Tuesday 8th December
1 Samuel 12:16-18
In these verses, Samuel reminds the people of what an evil thing they had done in asking for a king. We saw this when we looked at 1 Samuel 8. In verse 7 of that chapter God responds to Samuel’s great anger at the request of the people for a king: ‘Listen to all that the people are saying to you; it is not you they have rejected, but they have rejected me as their king.’ Sometimes God gives us what we want, even when our desires are sinful. He can use such situations to show us our foolishness and to make us repent of our sin. In order to drive the point home that God is the sovereign and not the king, Samuel calls God to send thunder and rain. It was the dry season, the harvest season and thunder and rain simply did not happen at that time of year but God did it. It had the desired effect, ‘So all the people stood in awe of the Lord and Samuel’. Do we have a sense of awe as we contemplate God?
Wednesday 9th December
1 Samuel 12:19-25
The people express their guilt at having asked for a king but Samuel reassures them that the Lord has chosen them and will continue to uphold them, so long as they serve the Lord with all their heart. It is interesting to see in this passage what Samuel promises to do for them. He says that he will pray for them and that he will teach them ‘the way that is good and right’ (verse 23). This is the task of Christian leadership and ministry. In Acts 6:4, the leaders of the church appointed men to act as ‘deacons’ to serve the church, so that they could give their attention ‘to prayer and the ministry of the word’. Both Samuel and the disciples chose to devote themselves to prayer and the teaching of God’s Word. In the Church of Scotland, we speak of the ‘Minister of Word and Sacrament’ but a more biblical description would be ‘Minister of Word and Prayer’. These are the essentials, everything else is secondary to this.

INSTRUCTIONS FOR THE TASK:
In the notes on 1 Samuel 12, why does Samuel call on God to send thunder and rain?

(Data records)
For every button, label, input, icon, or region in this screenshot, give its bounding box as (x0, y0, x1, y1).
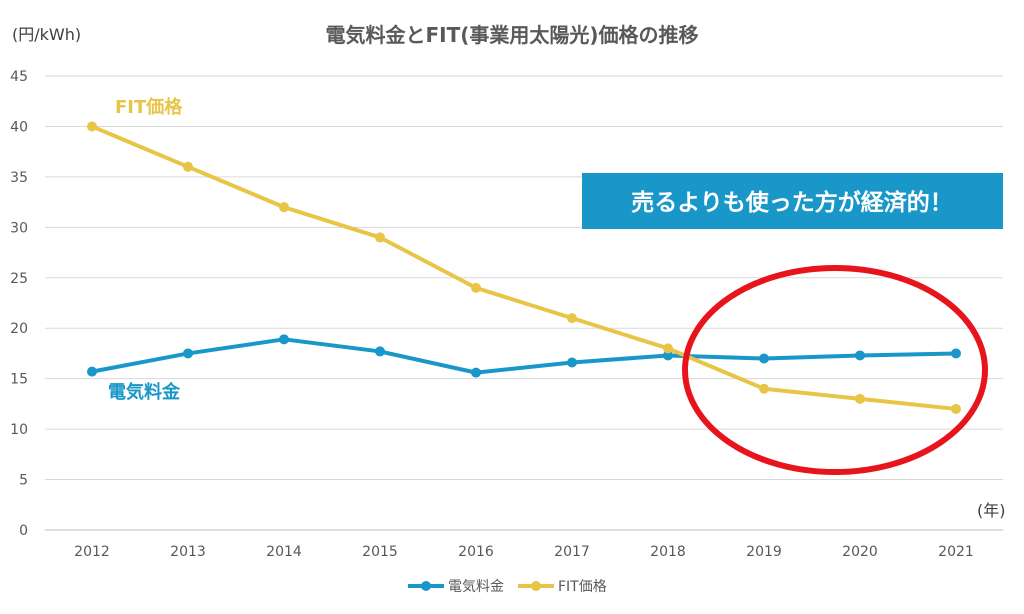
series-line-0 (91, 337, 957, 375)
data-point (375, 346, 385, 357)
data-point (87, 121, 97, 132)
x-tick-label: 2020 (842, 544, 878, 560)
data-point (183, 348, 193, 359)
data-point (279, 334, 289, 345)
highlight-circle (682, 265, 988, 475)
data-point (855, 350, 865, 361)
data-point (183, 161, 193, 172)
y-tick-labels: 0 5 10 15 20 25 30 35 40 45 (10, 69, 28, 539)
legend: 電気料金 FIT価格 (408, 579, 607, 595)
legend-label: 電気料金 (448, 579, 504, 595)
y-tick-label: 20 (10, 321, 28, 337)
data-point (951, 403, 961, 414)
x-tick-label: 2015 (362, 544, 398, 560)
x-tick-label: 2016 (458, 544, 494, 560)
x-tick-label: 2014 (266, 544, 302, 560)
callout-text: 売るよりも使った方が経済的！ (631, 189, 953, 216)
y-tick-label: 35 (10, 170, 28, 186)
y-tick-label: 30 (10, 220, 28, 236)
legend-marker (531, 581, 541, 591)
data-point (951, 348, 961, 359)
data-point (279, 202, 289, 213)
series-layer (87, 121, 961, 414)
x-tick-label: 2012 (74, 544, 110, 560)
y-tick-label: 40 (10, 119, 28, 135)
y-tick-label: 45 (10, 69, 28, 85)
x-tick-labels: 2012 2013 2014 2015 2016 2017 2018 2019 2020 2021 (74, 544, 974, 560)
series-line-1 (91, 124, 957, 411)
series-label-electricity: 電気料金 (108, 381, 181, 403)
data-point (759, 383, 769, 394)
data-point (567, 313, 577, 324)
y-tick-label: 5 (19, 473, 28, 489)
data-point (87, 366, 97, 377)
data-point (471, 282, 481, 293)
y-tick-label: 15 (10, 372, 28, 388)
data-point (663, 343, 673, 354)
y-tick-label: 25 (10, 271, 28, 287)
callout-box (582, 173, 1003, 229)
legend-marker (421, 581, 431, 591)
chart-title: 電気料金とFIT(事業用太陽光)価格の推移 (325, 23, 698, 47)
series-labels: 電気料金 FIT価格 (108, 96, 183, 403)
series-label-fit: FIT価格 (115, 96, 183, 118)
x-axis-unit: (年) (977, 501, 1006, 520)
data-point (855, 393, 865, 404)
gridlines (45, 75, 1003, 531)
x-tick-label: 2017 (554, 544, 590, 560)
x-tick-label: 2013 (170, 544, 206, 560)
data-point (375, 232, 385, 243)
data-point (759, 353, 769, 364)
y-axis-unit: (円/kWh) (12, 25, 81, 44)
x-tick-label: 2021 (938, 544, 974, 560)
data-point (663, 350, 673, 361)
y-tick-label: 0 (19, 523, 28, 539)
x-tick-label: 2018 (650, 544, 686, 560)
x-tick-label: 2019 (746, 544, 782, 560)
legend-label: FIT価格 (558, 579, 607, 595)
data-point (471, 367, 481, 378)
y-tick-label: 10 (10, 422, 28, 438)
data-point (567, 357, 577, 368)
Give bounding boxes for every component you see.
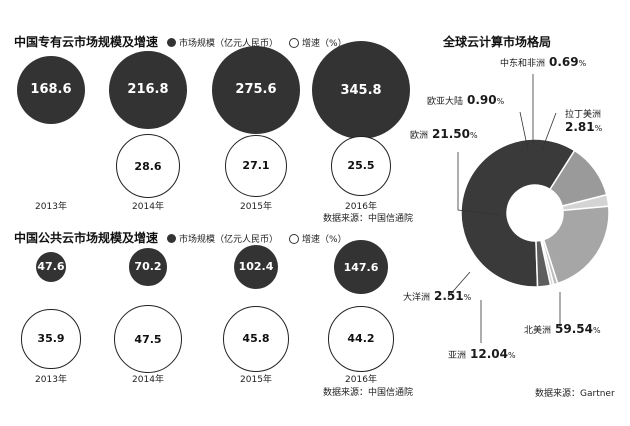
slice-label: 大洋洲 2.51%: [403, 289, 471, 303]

EXERCISE OUTPUT:
Samuel does it to drive home the point that God, not the king, is the sovereign. Thunder and rain did not happen in the dry harvest season, yet God sent them, and the people stood in awe of the Lord and Samuel.